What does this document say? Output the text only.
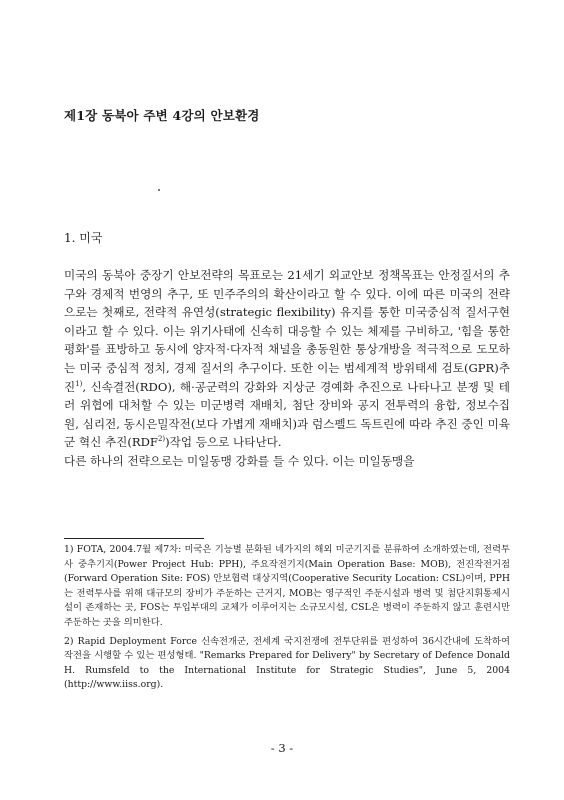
제1장 동북아 주변 4강의 안보환경
1. 미국

미국의 동북아 중장기 안보전략의 목표로는 21세기 외교안보 정책목표는 안정질서의 추구와 경제적 번영의 추구, 또 민주주의의 확산이라고 할 수 있다. 이에 따른 미국의 전략으로는 첫째로, 전략적 유연성(strategic flexibility) 유지를 통한 미국중심적 질서구현이라고 할 수 있다. 이는 위기사태에 신속히 대응할 수 있는 체제를 구비하고, '힘을 통한 평화'를 표방하고 동시에 양자적·다자적 채널을 총동원한 통상개방을 적극적으로 도모하는 미국 중심적 정치, 경제 질서의 추구이다. 또한 이는 범세계적 방위태세 검토(GPR)추진$^{1)}$, 신속결전(RDO), 해·공군력의 강화와 지상군 경예화 추진으로 나타나고 분쟁 및 테러 위협에 대처할 수 있는 미군병력 재배치, 첨단 장비와 공지 전투력의 융합, 정보수집원, 심리전, 동시은밀작전(보다 가볍게 재배치)과 럼스펠드 독트린에 따라 추진 중인 미육군 혁신 추진(RDF$^{2)}$)작업 등으로 나타난다.

다른 하나의 전략으로는 미일동맹 강화를 들 수 있다. 이는 미일동맹을

1) FOTA, 2004.7월 제7차: 미국은 기능별 분화된 네가지의 해외 미군기지를 분류하여 소개하였는데, 전력투사 중추기지(Power Project Hub: PPH), 주요작전기지(Main Operation Base: MOB), 전진작전거점(Forward Operation Site: FOS) 안보협력 대상지역(Cooperative Security Location: CSL)이며, PPH는 전력투사를 위해 대규모의 장비가 주둔하는 근거지, MOB는 영구적인 주둔시설과 병력 및 첨단지휘통제시설이 존재하는 곳, FOS는 투입부대의 교체가 이루어지는 소규모시설, CSL은 병력이 주둔하지 않고 훈련시만 주둔하는 곳을 의미한다.

2) Rapid Deployment Force 신속전개군, 전세계 국지전쟁에 전투단위를 편성하여 36시간내에 도착하여 작전을 시행할 수 있는 편성형태. "Remarks Prepared for Delivery" by Secretary of Defence Donald H. Rumsfeld to the International Institute for Strategic Studies", June 5, 2004 (http://www.iiss.org).

- 3 -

**WRITTEN PROBLEM**
With the pictures omitted, reproduce the records in full and exactly.

**ANSWER IN FULL**
What does this document say? Output the text only.
제1장 동북아 주변 4강의 안보환경
1. 미국

미국의 동북아 중장기 안보전략의 목표로는 21세기 외교안보 정책목표는 안정질서의 추구와 경제적 번영의 추구, 또 민주주의의 확산이라고 할 수 있다. 이에 따른 미국의 전략으로는 첫째로, 전략적 유연성(strategic flexibility) 유지를 통한 미국중심적 질서구현이라고 할 수 있다. 이는 위기사태에 신속히 대응할 수 있는 체제를 구비하고, '힘을 통한 평화'를 표방하고 동시에 양자적·다자적 채널을 총동원한 통상개방을 적극적으로 도모하는 미국 중심적 정치, 경제 질서의 추구이다. 또한 이는 범세계적 방위태세 검토(GPR)추진$^{1)}$, 신속결전(RDO), 해·공군력의 강화와 지상군 경예화 추진으로 나타나고 분쟁 및 테러 위협에 대처할 수 있는 미군병력 재배치, 첨단 장비와 공지 전투력의 융합, 정보수집원, 심리전, 동시은밀작전(보다 가볍게 재배치)과 럼스펠드 독트린에 따라 추진 중인 미육군 혁신 추진(RDF$^{2)}$)작업 등으로 나타난다.

다른 하나의 전략으로는 미일동맹 강화를 들 수 있다. 이는 미일동맹을

1) FOTA, 2004.7월 제7차: 미국은 기능별 분화된 네가지의 해외 미군기지를 분류하여 소개하였는데, 전력투사 중추기지(Power Project Hub: PPH), 주요작전기지(Main Operation Base: MOB), 전진작전거점(Forward Operation Site: FOS) 안보협력 대상지역(Cooperative Security Location: CSL)이며, PPH는 전력투사를 위해 대규모의 장비가 주둔하는 근거지, MOB는 영구적인 주둔시설과 병력 및 첨단지휘통제시설이 존재하는 곳, FOS는 투입부대의 교체가 이루어지는 소규모시설, CSL은 병력이 주둔하지 않고 훈련시만 주둔하는 곳을 의미한다.

2) Rapid Deployment Force 신속전개군, 전세계 국지전쟁에 전투단위를 편성하여 36시간내에 도착하여 작전을 시행할 수 있는 편성형태. "Remarks Prepared for Delivery" by Secretary of Defence Donald H. Rumsfeld to the International Institute for Strategic Studies", June 5, 2004 (http://www.iiss.org).

- 3 -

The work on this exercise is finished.